>> BEGIN EXTRACTED DATA

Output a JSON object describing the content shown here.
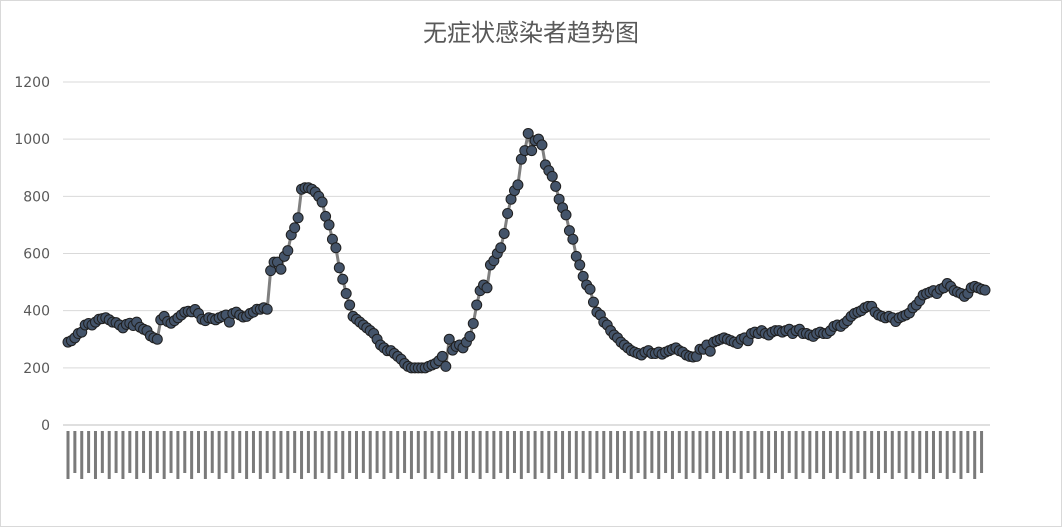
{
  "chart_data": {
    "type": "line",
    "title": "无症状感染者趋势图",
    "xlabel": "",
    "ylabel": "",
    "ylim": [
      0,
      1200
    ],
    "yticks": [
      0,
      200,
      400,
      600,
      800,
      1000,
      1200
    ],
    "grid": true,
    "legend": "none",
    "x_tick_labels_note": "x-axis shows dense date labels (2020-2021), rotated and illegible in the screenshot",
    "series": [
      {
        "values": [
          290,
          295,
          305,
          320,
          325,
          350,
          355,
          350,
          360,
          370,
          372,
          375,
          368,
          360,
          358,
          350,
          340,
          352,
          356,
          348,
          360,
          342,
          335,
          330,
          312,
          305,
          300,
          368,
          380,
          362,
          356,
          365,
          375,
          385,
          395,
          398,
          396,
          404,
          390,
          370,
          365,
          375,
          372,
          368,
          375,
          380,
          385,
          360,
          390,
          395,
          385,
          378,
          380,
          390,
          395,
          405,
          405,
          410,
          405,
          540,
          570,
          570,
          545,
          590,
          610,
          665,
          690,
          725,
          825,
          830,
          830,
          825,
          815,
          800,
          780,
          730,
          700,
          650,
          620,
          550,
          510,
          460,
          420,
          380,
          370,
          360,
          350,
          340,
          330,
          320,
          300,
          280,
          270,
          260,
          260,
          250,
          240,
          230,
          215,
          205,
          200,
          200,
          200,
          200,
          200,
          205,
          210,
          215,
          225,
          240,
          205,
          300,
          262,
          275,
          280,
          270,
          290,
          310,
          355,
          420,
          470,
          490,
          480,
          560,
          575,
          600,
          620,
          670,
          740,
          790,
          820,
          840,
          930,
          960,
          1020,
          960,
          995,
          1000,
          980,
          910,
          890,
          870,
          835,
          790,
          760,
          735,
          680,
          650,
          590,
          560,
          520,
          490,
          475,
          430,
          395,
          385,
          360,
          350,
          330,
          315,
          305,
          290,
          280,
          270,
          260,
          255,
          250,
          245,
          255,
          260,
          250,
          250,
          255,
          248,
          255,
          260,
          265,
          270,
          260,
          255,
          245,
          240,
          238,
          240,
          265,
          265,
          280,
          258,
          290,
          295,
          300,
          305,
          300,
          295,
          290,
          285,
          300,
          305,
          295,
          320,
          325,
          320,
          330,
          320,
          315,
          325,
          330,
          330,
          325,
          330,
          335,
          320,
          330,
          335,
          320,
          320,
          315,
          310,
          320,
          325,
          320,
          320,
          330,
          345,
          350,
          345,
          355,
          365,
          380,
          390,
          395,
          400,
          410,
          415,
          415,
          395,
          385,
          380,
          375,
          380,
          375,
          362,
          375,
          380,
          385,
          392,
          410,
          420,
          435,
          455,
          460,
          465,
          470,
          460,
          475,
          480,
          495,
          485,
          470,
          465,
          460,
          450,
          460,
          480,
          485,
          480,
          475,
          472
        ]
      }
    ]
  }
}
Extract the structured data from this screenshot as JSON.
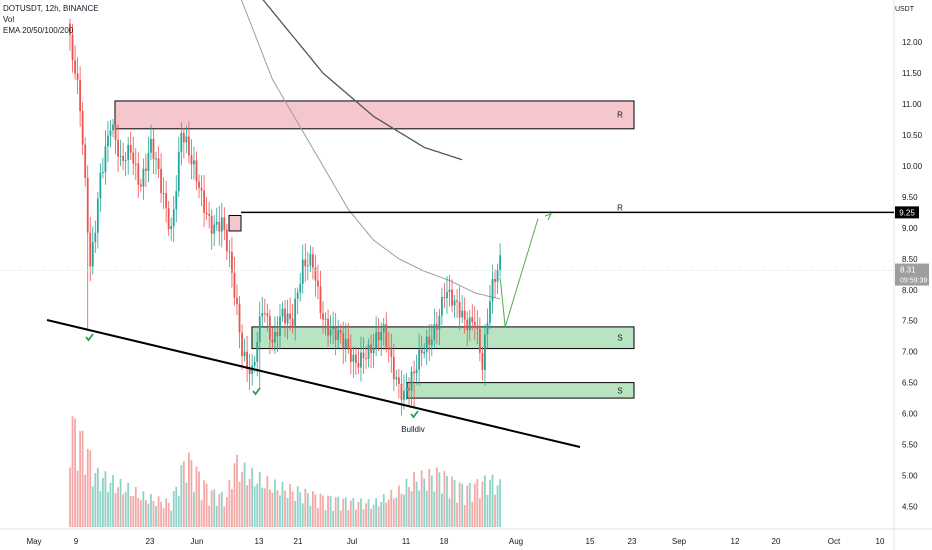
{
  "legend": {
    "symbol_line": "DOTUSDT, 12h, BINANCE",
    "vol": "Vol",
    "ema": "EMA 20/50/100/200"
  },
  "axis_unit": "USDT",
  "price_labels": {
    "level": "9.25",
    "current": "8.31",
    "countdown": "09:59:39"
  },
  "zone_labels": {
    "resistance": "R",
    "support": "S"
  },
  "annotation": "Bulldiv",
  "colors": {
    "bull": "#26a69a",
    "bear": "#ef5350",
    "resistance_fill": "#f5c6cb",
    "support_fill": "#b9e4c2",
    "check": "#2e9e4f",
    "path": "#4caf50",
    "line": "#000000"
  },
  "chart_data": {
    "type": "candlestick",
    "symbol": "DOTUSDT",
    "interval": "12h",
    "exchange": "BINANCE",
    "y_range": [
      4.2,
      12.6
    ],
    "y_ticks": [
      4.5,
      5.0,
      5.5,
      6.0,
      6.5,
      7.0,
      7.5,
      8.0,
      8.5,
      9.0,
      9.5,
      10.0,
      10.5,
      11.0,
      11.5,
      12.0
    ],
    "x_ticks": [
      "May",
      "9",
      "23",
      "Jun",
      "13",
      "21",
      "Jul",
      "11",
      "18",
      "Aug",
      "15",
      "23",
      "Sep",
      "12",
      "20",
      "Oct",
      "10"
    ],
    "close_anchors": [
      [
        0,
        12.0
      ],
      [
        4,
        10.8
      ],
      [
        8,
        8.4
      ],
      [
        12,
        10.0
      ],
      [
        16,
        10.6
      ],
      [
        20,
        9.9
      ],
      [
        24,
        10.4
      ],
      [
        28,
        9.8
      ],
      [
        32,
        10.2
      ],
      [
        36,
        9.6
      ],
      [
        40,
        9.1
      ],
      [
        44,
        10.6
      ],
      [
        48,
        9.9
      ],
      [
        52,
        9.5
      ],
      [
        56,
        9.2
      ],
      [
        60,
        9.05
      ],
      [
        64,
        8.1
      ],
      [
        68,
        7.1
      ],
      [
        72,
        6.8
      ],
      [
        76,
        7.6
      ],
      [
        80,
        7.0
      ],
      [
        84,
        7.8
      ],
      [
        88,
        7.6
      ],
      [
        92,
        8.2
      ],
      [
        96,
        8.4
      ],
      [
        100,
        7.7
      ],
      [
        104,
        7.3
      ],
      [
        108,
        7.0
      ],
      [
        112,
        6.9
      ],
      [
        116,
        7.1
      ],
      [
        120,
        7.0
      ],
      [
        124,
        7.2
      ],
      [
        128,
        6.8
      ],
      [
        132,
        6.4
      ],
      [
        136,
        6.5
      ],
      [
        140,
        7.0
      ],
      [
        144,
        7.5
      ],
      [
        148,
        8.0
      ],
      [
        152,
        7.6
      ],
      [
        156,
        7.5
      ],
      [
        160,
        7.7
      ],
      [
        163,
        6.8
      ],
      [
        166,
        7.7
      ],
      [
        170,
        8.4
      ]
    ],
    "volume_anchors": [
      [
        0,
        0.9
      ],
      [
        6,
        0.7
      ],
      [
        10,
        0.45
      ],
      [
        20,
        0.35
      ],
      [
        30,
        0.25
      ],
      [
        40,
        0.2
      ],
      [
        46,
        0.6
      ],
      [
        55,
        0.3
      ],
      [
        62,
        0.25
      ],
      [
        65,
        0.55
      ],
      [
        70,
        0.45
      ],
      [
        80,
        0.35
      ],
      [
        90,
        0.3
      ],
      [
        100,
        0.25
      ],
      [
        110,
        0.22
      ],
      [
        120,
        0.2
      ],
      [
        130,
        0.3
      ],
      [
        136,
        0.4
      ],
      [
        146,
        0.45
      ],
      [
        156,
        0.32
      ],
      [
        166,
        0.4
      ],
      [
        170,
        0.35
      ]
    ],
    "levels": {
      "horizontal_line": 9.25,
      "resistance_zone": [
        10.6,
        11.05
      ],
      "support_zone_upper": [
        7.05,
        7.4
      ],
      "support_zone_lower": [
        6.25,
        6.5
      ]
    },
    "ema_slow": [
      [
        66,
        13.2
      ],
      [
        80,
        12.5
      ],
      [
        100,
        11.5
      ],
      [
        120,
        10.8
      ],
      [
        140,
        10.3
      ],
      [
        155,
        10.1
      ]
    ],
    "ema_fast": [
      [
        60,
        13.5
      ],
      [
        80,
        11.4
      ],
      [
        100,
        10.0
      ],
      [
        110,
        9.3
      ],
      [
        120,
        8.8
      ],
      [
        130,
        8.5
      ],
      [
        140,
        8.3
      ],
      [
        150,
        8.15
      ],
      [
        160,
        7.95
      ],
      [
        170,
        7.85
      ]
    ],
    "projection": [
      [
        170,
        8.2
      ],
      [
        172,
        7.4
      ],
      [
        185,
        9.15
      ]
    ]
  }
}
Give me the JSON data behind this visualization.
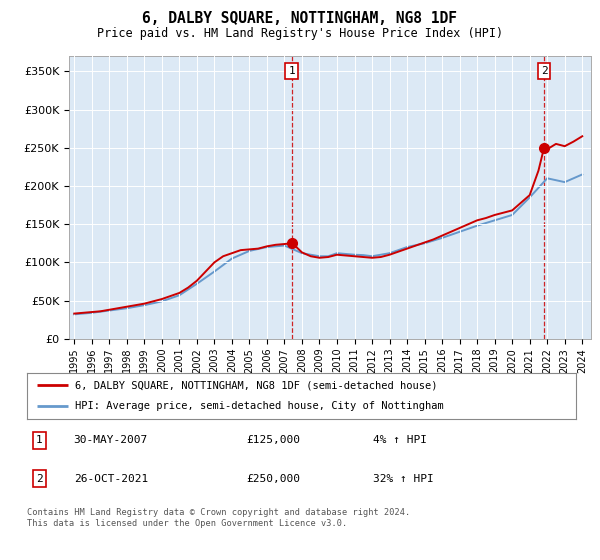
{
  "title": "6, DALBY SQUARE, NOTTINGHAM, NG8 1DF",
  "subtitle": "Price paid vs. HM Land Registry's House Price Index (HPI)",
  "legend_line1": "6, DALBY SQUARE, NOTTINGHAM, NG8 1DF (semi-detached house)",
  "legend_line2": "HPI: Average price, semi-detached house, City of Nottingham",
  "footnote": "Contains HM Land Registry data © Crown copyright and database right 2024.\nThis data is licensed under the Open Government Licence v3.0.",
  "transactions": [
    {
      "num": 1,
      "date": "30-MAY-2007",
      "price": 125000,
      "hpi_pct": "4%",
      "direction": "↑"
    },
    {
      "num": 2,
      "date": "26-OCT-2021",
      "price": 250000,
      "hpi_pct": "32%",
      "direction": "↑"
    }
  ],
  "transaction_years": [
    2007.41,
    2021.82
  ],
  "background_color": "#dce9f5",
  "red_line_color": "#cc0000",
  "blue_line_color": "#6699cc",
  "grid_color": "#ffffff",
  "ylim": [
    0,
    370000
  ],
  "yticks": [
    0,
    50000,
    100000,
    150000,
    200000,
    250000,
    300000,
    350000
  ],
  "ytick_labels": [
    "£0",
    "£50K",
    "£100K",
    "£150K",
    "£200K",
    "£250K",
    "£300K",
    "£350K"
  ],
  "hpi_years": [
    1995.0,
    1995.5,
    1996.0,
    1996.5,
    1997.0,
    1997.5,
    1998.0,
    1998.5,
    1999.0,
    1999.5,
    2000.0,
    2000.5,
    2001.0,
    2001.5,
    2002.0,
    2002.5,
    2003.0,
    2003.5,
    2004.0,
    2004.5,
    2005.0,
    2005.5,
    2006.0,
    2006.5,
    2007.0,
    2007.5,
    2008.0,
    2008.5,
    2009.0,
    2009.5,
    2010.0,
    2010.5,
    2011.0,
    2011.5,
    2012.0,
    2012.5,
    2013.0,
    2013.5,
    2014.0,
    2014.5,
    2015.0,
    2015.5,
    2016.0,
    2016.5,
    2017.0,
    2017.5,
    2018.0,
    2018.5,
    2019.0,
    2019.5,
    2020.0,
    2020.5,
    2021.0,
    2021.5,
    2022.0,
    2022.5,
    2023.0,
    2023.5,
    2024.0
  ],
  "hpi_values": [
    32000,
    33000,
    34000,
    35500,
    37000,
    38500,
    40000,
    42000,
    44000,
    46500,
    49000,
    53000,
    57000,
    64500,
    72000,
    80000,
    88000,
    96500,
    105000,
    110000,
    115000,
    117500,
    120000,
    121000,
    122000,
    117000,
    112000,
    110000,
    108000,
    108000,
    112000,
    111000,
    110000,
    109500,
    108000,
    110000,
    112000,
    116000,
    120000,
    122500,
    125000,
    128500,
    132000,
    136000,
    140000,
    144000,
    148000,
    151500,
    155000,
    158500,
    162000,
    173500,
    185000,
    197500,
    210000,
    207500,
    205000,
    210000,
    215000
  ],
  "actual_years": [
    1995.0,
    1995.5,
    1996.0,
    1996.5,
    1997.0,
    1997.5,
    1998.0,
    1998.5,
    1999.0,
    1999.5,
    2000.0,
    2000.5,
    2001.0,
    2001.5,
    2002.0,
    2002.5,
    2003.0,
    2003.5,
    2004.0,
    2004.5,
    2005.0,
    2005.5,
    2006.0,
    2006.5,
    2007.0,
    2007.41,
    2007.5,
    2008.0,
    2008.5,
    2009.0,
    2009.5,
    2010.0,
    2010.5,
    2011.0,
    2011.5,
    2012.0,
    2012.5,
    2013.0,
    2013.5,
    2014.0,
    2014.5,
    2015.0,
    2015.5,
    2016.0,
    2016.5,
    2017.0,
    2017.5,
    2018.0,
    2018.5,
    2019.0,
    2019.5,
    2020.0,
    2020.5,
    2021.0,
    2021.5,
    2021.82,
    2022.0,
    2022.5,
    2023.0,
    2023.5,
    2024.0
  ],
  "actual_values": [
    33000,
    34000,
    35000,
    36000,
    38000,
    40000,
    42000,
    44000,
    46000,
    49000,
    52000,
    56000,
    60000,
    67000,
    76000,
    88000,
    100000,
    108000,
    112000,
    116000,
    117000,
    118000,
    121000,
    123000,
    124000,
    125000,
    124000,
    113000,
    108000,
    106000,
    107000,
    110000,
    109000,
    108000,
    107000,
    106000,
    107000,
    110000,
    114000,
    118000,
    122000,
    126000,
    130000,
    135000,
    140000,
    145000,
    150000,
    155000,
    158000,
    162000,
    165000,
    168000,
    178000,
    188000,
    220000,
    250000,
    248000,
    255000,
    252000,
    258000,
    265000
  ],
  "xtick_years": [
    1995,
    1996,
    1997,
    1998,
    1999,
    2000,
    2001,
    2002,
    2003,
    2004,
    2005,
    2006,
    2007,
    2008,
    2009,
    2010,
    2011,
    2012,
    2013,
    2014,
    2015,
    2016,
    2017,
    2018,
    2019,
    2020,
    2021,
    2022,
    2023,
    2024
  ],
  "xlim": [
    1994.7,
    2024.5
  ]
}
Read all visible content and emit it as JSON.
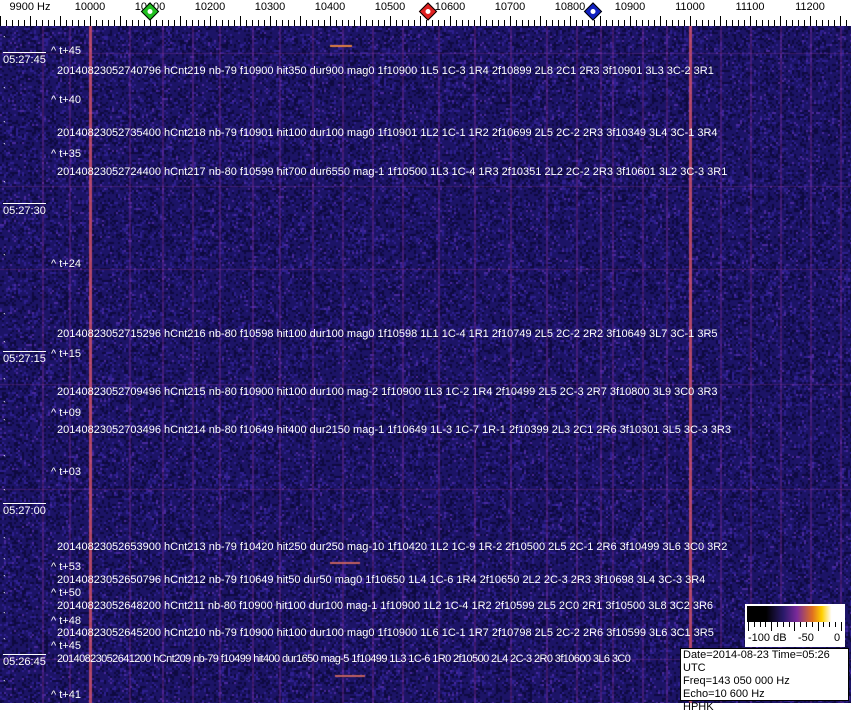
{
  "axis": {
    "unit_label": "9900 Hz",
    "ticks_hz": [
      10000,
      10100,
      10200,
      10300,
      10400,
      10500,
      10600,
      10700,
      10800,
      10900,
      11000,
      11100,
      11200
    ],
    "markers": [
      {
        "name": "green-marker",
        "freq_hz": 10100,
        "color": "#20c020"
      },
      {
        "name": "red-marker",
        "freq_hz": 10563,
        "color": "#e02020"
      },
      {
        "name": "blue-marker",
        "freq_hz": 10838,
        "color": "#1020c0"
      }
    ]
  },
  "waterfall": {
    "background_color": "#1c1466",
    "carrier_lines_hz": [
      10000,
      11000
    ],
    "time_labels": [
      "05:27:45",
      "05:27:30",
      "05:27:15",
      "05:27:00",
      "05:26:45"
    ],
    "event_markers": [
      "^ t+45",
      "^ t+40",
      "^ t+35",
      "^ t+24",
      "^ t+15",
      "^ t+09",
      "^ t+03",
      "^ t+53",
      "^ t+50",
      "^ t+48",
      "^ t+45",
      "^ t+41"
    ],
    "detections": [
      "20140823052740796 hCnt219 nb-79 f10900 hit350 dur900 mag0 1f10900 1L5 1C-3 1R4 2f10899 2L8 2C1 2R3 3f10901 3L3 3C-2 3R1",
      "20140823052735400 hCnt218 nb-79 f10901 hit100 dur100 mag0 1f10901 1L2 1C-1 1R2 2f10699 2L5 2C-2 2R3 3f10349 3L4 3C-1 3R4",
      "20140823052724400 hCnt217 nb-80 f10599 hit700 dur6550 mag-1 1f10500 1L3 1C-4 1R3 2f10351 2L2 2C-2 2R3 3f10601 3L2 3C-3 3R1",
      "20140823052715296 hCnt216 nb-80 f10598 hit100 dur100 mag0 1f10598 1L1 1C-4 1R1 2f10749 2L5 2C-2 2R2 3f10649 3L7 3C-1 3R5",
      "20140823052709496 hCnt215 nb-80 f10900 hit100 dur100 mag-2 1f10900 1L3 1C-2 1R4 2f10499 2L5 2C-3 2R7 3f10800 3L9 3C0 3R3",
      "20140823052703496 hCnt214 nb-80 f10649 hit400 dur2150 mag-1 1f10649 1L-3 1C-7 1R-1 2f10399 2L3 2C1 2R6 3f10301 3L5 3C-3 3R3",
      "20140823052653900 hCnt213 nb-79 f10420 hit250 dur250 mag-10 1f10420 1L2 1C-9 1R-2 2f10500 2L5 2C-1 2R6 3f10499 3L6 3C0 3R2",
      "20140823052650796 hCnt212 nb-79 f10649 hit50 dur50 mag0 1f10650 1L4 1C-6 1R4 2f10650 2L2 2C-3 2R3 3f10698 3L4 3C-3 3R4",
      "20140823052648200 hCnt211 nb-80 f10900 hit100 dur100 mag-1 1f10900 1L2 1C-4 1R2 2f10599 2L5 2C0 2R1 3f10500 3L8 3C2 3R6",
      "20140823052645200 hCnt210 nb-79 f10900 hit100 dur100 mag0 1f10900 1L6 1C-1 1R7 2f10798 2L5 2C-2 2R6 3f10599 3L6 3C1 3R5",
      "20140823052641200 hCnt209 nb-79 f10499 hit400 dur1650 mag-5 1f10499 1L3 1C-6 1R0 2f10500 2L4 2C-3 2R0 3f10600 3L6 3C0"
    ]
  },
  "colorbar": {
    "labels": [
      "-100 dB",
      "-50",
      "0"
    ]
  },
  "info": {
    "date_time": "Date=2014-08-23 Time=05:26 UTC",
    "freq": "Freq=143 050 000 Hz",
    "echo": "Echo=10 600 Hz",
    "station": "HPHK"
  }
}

>> END EXTRACTED DATA

**TO DO:**
Show all lines in the entries above where the word "JSON" appears.

**FINISHED ANSWER:**
Output a JSON object describing the content shown here.
Extract the structured data from this screenshot as JSON.
Give me the JSON data behind this visualization.
Read all visible content and emit it as JSON.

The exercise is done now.